EXERCISE PROMPT — Leave out the images; return the rest of the data exactly.

[Start]

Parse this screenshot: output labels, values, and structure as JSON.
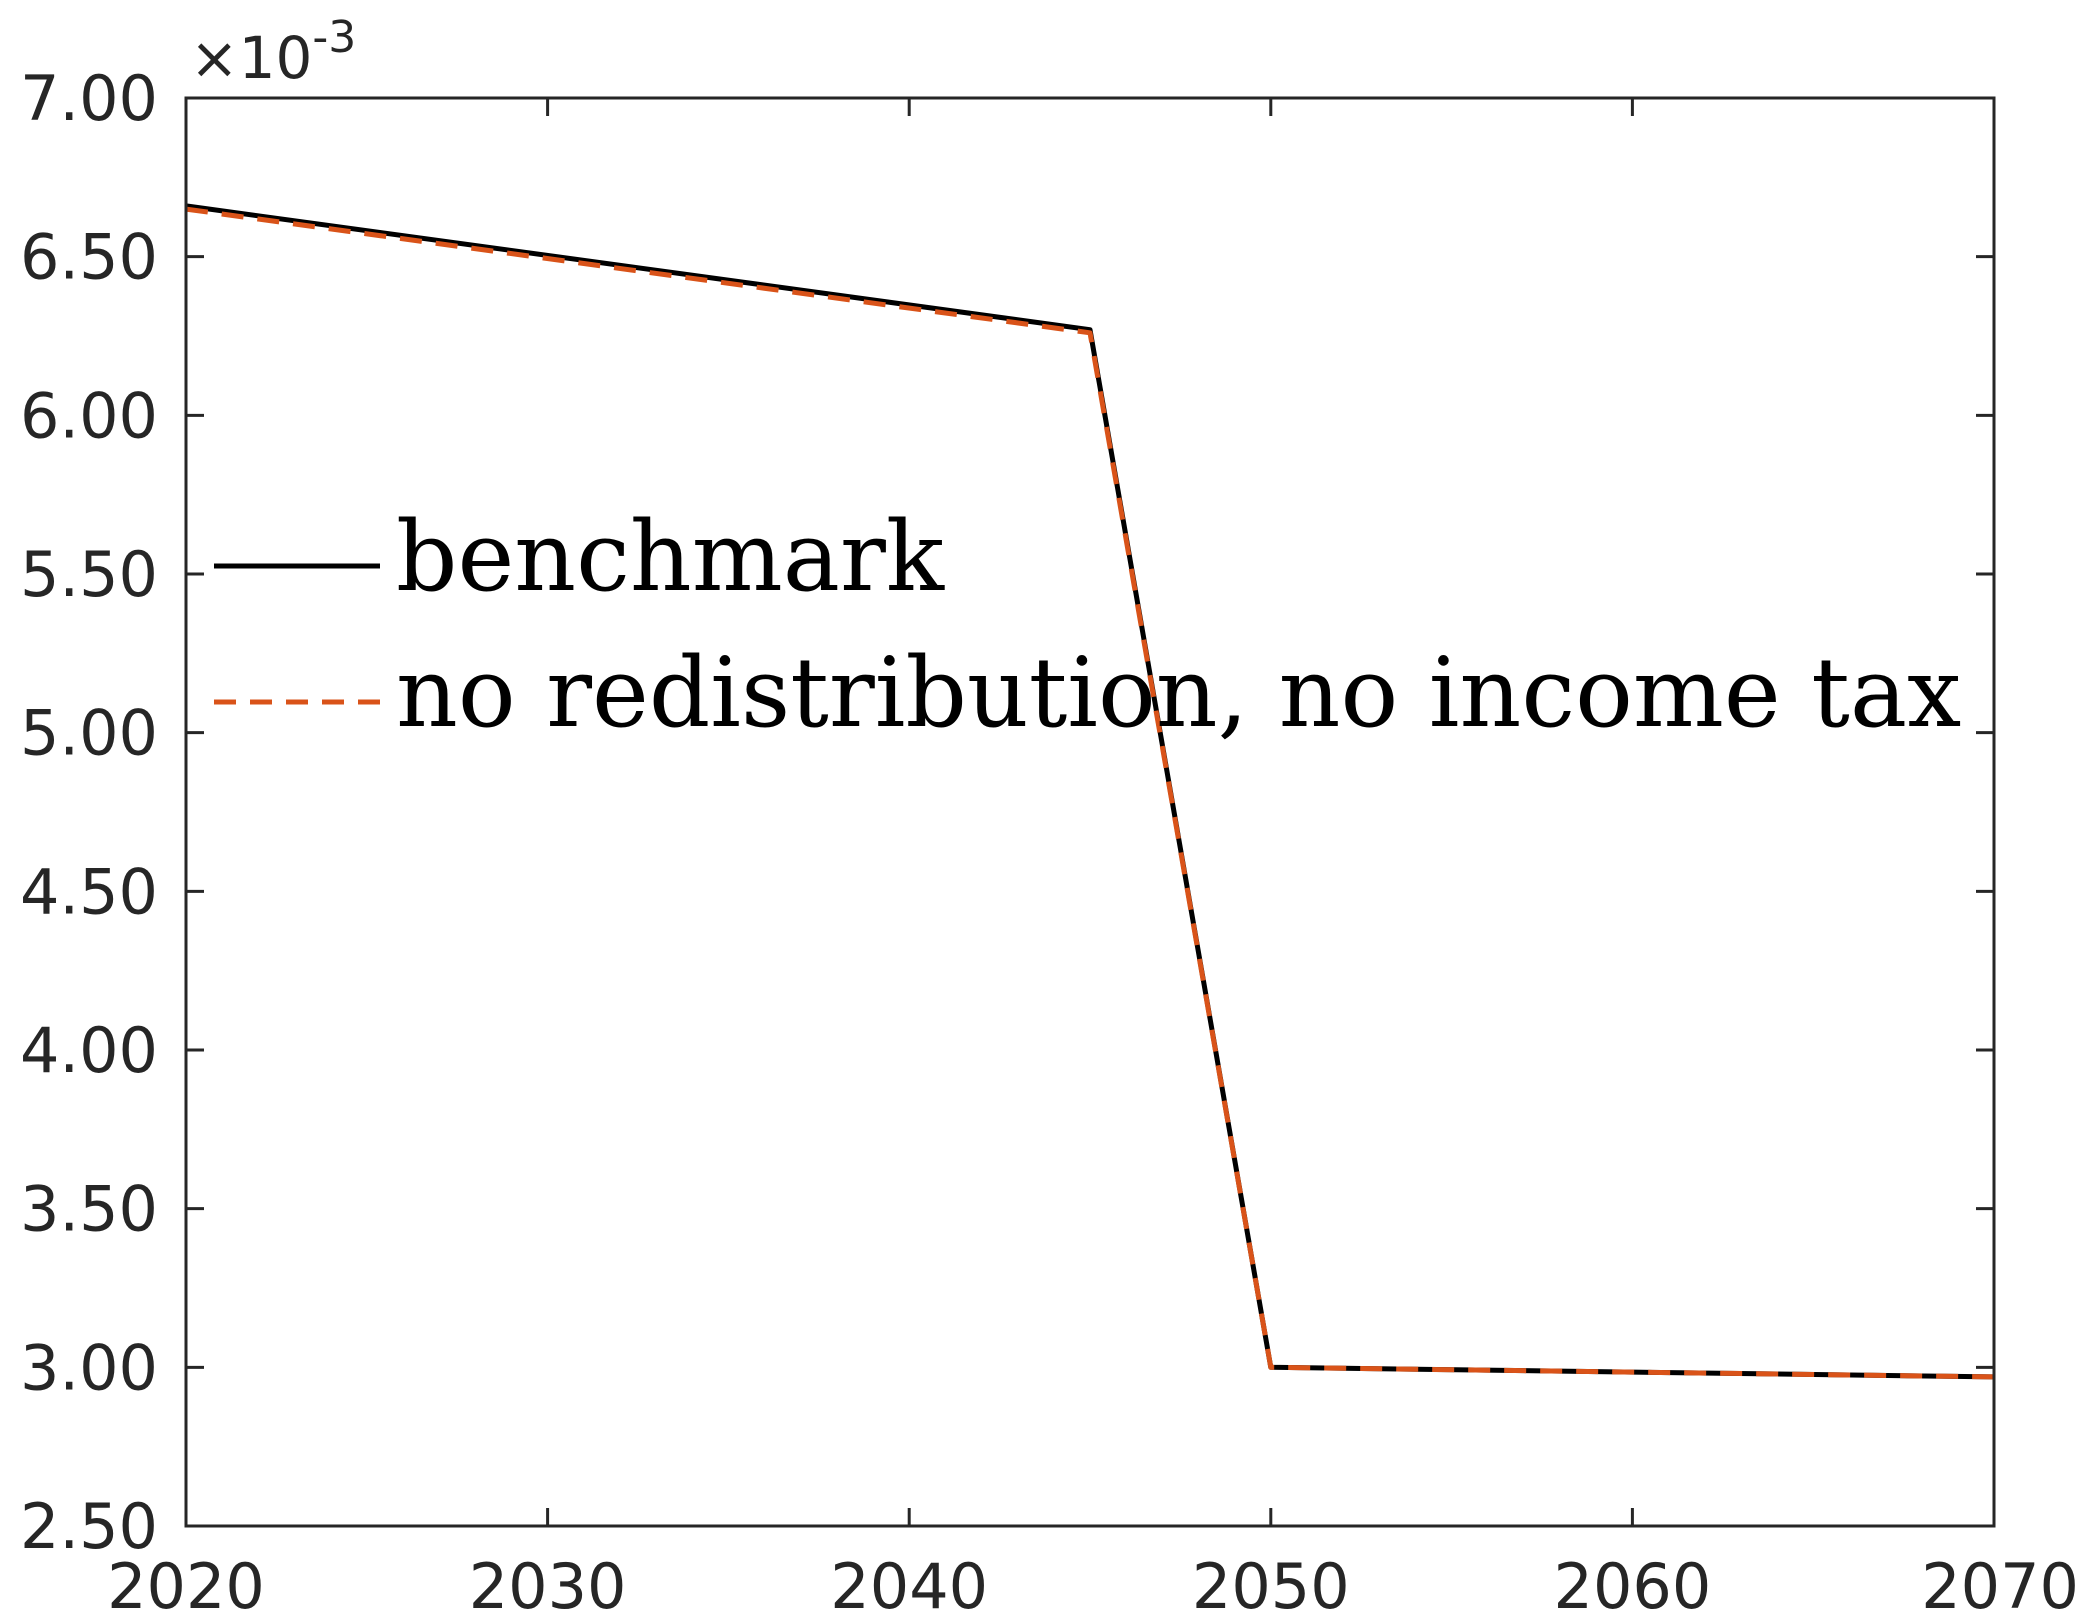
{
  "chart_data": {
    "type": "line",
    "title": "",
    "xlabel": "",
    "ylabel": "",
    "xlim": [
      2020,
      2070
    ],
    "ylim": [
      0.0025,
      0.007
    ],
    "x_ticks": [
      2020,
      2030,
      2040,
      2050,
      2060,
      2070
    ],
    "x_tick_labels": [
      "2020",
      "2030",
      "2040",
      "2050",
      "2060",
      "2070"
    ],
    "y_ticks": [
      0.0025,
      0.003,
      0.0035,
      0.004,
      0.0045,
      0.005,
      0.0055,
      0.006,
      0.0065,
      0.007
    ],
    "y_tick_labels": [
      "2.50",
      "3.00",
      "3.50",
      "4.00",
      "4.50",
      "5.00",
      "5.50",
      "6.00",
      "6.50",
      "7.00"
    ],
    "y_exponent_label": "×10",
    "y_exponent_power": "-3",
    "grid": false,
    "legend_position": "center-left",
    "series": [
      {
        "name": "benchmark",
        "color": "#000000",
        "style": "solid",
        "x": [
          2020,
          2045,
          2050,
          2070
        ],
        "y": [
          0.00666,
          0.00627,
          0.003,
          0.00297
        ]
      },
      {
        "name": "no redistribution, no income tax",
        "color": "#D95319",
        "style": "dashed",
        "x": [
          2020,
          2045,
          2050,
          2070
        ],
        "y": [
          0.00665,
          0.00626,
          0.003,
          0.00297
        ]
      }
    ]
  }
}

[End]

COMPLETED EXERCISE —
Parse this screenshot: output labels, values, and structure as JSON.
{
  "chart_data": {
    "type": "line",
    "title": "",
    "xlabel": "",
    "ylabel": "",
    "xlim": [
      2020,
      2070
    ],
    "ylim": [
      0.0025,
      0.007
    ],
    "x_ticks": [
      2020,
      2030,
      2040,
      2050,
      2060,
      2070
    ],
    "x_tick_labels": [
      "2020",
      "2030",
      "2040",
      "2050",
      "2060",
      "2070"
    ],
    "y_ticks": [
      0.0025,
      0.003,
      0.0035,
      0.004,
      0.0045,
      0.005,
      0.0055,
      0.006,
      0.0065,
      0.007
    ],
    "y_tick_labels": [
      "2.50",
      "3.00",
      "3.50",
      "4.00",
      "4.50",
      "5.00",
      "5.50",
      "6.00",
      "6.50",
      "7.00"
    ],
    "y_exponent_label": "×10",
    "y_exponent_power": "-3",
    "grid": false,
    "legend_position": "center-left",
    "series": [
      {
        "name": "benchmark",
        "color": "#000000",
        "style": "solid",
        "x": [
          2020,
          2045,
          2050,
          2070
        ],
        "y": [
          0.00666,
          0.00627,
          0.003,
          0.00297
        ]
      },
      {
        "name": "no redistribution, no income tax",
        "color": "#D95319",
        "style": "dashed",
        "x": [
          2020,
          2045,
          2050,
          2070
        ],
        "y": [
          0.00665,
          0.00626,
          0.003,
          0.00297
        ]
      }
    ]
  }
}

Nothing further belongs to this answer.